JOB
Rename "bar-duty" to "bar-tax" in the lines from the first one through the line with "side-value: 1.9: [662, 233, 677, 244]", and give back those lines with everything else unchanged.

RAW DATA
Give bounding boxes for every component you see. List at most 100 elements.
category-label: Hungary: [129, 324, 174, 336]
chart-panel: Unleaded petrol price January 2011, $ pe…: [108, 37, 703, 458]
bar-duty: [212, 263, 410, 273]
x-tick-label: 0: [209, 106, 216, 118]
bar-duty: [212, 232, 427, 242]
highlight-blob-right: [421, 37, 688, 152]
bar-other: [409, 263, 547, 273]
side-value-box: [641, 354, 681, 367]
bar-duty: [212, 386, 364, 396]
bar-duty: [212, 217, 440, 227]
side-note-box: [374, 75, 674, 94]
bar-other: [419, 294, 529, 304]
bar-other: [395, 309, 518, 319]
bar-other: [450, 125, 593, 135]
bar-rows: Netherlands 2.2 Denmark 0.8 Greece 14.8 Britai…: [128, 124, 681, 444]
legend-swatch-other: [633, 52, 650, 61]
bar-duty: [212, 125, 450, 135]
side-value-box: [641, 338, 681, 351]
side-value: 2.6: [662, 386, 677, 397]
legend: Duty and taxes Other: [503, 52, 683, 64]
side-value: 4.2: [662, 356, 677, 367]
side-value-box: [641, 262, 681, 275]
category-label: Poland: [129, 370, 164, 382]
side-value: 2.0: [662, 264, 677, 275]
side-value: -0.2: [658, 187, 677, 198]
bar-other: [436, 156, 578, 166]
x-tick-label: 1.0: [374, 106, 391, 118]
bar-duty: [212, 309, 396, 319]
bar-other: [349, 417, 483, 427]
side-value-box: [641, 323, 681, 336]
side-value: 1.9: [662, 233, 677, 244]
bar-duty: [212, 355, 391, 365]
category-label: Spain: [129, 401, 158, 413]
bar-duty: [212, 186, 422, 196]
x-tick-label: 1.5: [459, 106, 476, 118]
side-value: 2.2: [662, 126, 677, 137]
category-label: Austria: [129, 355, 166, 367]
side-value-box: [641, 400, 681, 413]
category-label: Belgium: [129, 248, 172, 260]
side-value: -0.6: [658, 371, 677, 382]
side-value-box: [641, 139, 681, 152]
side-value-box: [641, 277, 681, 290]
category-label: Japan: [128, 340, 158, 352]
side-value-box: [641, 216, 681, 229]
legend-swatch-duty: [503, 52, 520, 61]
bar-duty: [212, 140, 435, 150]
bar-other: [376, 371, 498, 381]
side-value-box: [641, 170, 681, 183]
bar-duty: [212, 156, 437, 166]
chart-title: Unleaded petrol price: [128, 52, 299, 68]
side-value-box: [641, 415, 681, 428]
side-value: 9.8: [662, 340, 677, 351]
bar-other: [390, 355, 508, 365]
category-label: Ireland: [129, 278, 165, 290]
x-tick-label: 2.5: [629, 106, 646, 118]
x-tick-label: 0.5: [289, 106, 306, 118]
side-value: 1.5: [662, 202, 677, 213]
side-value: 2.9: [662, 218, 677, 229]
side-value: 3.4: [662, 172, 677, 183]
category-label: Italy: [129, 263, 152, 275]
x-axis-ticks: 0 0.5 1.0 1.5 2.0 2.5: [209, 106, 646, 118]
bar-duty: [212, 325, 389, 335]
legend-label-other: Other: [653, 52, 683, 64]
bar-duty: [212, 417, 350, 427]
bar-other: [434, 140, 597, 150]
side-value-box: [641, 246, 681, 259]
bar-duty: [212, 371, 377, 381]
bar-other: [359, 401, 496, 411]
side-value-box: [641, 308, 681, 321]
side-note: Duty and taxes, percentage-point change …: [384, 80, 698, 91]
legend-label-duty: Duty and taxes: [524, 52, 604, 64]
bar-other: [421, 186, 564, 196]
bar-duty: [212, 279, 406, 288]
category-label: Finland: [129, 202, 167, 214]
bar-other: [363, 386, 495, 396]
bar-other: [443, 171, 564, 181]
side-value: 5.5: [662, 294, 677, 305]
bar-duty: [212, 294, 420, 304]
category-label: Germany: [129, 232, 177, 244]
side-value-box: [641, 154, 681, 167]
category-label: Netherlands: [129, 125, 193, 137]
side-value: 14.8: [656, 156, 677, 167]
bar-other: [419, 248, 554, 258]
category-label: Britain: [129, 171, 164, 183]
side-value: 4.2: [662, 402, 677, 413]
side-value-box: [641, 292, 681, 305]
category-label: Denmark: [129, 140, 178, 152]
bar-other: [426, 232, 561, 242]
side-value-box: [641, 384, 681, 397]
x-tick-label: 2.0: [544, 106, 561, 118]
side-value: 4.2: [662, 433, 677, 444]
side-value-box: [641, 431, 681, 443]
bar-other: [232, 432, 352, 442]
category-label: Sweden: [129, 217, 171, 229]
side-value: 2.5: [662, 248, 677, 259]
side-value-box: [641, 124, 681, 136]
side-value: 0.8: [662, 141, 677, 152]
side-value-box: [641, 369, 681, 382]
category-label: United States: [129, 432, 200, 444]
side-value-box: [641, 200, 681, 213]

ANSWER TO THE PROBLEM
Give bounding boxes for every component you see. List at most 100 elements.
category-label: Hungary: [129, 324, 174, 336]
chart-panel: Unleaded petrol price January 2011, $ pe…: [108, 37, 703, 458]
bar-tax: [212, 263, 410, 273]
x-tick-label: 0: [209, 106, 216, 118]
bar-tax: [212, 232, 427, 242]
highlight-blob-right: [421, 37, 688, 152]
bar-other: [409, 263, 547, 273]
side-value-box: [641, 354, 681, 367]
bar-tax: [212, 386, 364, 396]
bar-tax: [212, 217, 440, 227]
side-note-box: [374, 75, 674, 94]
bar-other: [419, 294, 529, 304]
bar-other: [395, 309, 518, 319]
bar-other: [450, 125, 593, 135]
bar-rows: Netherlands 2.2 Denmark 0.8 Greece 14.8 Britai…: [128, 124, 681, 444]
legend-swatch-other: [633, 52, 650, 61]
bar-tax: [212, 125, 450, 135]
side-value-box: [641, 338, 681, 351]
side-value: 2.6: [662, 386, 677, 397]
legend: Duty and taxes Other: [503, 52, 683, 64]
side-value: 4.2: [662, 356, 677, 367]
side-value-box: [641, 262, 681, 275]
category-label: Poland: [129, 370, 164, 382]
side-value: 2.0: [662, 264, 677, 275]
side-value: -0.2: [658, 187, 677, 198]
bar-other: [436, 156, 578, 166]
x-tick-label: 1.0: [374, 106, 391, 118]
bar-tax: [212, 309, 396, 319]
bar-other: [349, 417, 483, 427]
side-value-box: [641, 323, 681, 336]
side-value: 1.9: [662, 233, 677, 244]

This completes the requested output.